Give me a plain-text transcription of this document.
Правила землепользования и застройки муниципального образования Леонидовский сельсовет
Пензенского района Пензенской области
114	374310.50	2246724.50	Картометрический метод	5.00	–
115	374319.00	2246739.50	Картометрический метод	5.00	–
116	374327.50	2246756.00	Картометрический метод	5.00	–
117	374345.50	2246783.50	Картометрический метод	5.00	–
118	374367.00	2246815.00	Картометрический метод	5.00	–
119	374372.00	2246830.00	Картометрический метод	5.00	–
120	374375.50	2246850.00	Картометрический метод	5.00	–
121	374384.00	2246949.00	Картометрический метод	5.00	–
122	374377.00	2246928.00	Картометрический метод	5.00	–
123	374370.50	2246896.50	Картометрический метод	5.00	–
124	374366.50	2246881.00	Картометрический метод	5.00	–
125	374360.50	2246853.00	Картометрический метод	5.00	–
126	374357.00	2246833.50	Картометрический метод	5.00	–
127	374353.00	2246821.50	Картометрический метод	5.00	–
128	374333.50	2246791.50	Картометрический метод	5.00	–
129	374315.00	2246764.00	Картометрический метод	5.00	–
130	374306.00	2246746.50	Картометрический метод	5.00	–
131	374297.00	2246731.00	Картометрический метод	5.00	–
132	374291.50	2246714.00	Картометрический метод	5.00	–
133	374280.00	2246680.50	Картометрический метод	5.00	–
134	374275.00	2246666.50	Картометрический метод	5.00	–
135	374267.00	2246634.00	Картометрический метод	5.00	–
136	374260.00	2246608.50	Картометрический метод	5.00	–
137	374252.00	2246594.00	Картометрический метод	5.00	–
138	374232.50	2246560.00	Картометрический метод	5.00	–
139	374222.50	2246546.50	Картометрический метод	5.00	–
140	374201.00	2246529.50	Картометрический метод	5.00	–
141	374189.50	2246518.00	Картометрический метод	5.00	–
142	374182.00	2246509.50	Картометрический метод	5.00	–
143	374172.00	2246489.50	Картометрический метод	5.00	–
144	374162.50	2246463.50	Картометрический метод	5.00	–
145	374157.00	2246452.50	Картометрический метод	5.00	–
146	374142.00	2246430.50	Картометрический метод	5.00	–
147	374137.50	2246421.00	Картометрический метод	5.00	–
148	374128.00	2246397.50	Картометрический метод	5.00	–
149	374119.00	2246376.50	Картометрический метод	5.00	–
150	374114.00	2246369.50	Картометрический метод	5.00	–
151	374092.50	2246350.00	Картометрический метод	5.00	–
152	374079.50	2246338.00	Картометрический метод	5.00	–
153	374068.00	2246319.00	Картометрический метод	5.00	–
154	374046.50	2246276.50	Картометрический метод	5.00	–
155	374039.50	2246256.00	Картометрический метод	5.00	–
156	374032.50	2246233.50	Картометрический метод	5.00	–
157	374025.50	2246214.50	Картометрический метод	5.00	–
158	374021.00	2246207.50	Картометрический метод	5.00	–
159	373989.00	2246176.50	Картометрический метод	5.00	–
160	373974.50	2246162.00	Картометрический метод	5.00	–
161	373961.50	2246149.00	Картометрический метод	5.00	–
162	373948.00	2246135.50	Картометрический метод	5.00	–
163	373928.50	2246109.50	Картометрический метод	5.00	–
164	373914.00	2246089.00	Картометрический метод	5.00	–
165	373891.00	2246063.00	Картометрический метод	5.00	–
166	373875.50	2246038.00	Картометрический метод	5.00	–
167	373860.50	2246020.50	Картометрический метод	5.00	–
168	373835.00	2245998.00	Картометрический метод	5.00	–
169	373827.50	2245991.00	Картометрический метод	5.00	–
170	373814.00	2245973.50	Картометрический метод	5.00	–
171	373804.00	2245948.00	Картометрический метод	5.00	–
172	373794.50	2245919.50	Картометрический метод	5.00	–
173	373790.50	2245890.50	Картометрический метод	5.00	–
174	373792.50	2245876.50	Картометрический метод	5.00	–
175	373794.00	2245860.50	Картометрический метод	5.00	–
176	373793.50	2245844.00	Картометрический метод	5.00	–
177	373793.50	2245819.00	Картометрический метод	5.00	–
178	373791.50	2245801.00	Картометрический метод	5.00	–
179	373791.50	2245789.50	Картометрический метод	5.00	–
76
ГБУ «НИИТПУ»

******

Write out all records exactly, keeping every detail.

◆ **Task response**
Give me a plain-text transcription of this document.
Правила землепользования и застройки муниципального образования Леонидовский сельсовет
Пензенского района Пензенской области
114	374310.50	2246724.50	Картометрический метод	5.00	–
115	374319.00	2246739.50	Картометрический метод	5.00	–
116	374327.50	2246756.00	Картометрический метод	5.00	–
117	374345.50	2246783.50	Картометрический метод	5.00	–
118	374367.00	2246815.00	Картометрический метод	5.00	–
119	374372.00	2246830.00	Картометрический метод	5.00	–
120	374375.50	2246850.00	Картометрический метод	5.00	–
121	374384.00	2246949.00	Картометрический метод	5.00	–
122	374377.00	2246928.00	Картометрический метод	5.00	–
123	374370.50	2246896.50	Картометрический метод	5.00	–
124	374366.50	2246881.00	Картометрический метод	5.00	–
125	374360.50	2246853.00	Картометрический метод	5.00	–
126	374357.00	2246833.50	Картометрический метод	5.00	–
127	374353.00	2246821.50	Картометрический метод	5.00	–
128	374333.50	2246791.50	Картометрический метод	5.00	–
129	374315.00	2246764.00	Картометрический метод	5.00	–
130	374306.00	2246746.50	Картометрический метод	5.00	–
131	374297.00	2246731.00	Картометрический метод	5.00	–
132	374291.50	2246714.00	Картометрический метод	5.00	–
133	374280.00	2246680.50	Картометрический метод	5.00	–
134	374275.00	2246666.50	Картометрический метод	5.00	–
135	374267.00	2246634.00	Картометрический метод	5.00	–
136	374260.00	2246608.50	Картометрический метод	5.00	–
137	374252.00	2246594.00	Картометрический метод	5.00	–
138	374232.50	2246560.00	Картометрический метод	5.00	–
139	374222.50	2246546.50	Картометрический метод	5.00	–
140	374201.00	2246529.50	Картометрический метод	5.00	–
141	374189.50	2246518.00	Картометрический метод	5.00	–
142	374182.00	2246509.50	Картометрический метод	5.00	–
143	374172.00	2246489.50	Картометрический метод	5.00	–
144	374162.50	2246463.50	Картометрический метод	5.00	–
145	374157.00	2246452.50	Картометрический метод	5.00	–
146	374142.00	2246430.50	Картометрический метод	5.00	–
147	374137.50	2246421.00	Картометрический метод	5.00	–
148	374128.00	2246397.50	Картометрический метод	5.00	–
149	374119.00	2246376.50	Картометрический метод	5.00	–
150	374114.00	2246369.50	Картометрический метод	5.00	–
151	374092.50	2246350.00	Картометрический метод	5.00	–
152	374079.50	2246338.00	Картометрический метод	5.00	–
153	374068.00	2246319.00	Картометрический метод	5.00	–
154	374046.50	2246276.50	Картометрический метод	5.00	–
155	374039.50	2246256.00	Картометрический метод	5.00	–
156	374032.50	2246233.50	Картометрический метод	5.00	–
157	374025.50	2246214.50	Картометрический метод	5.00	–
158	374021.00	2246207.50	Картометрический метод	5.00	–
159	373989.00	2246176.50	Картометрический метод	5.00	–
160	373974.50	2246162.00	Картометрический метод	5.00	–
161	373961.50	2246149.00	Картометрический метод	5.00	–
162	373948.00	2246135.50	Картометрический метод	5.00	–
163	373928.50	2246109.50	Картометрический метод	5.00	–
164	373914.00	2246089.00	Картометрический метод	5.00	–
165	373891.00	2246063.00	Картометрический метод	5.00	–
166	373875.50	2246038.00	Картометрический метод	5.00	–
167	373860.50	2246020.50	Картометрический метод	5.00	–
168	373835.00	2245998.00	Картометрический метод	5.00	–
169	373827.50	2245991.00	Картометрический метод	5.00	–
170	373814.00	2245973.50	Картометрический метод	5.00	–
171	373804.00	2245948.00	Картометрический метод	5.00	–
172	373794.50	2245919.50	Картометрический метод	5.00	–
173	373790.50	2245890.50	Картометрический метод	5.00	–
174	373792.50	2245876.50	Картометрический метод	5.00	–
175	373794.00	2245860.50	Картометрический метод	5.00	–
176	373793.50	2245844.00	Картометрический метод	5.00	–
177	373793.50	2245819.00	Картометрический метод	5.00	–
178	373791.50	2245801.00	Картометрический метод	5.00	–
179	373791.50	2245789.50	Картометрический метод	5.00	–
76
ГБУ «НИИТПУ»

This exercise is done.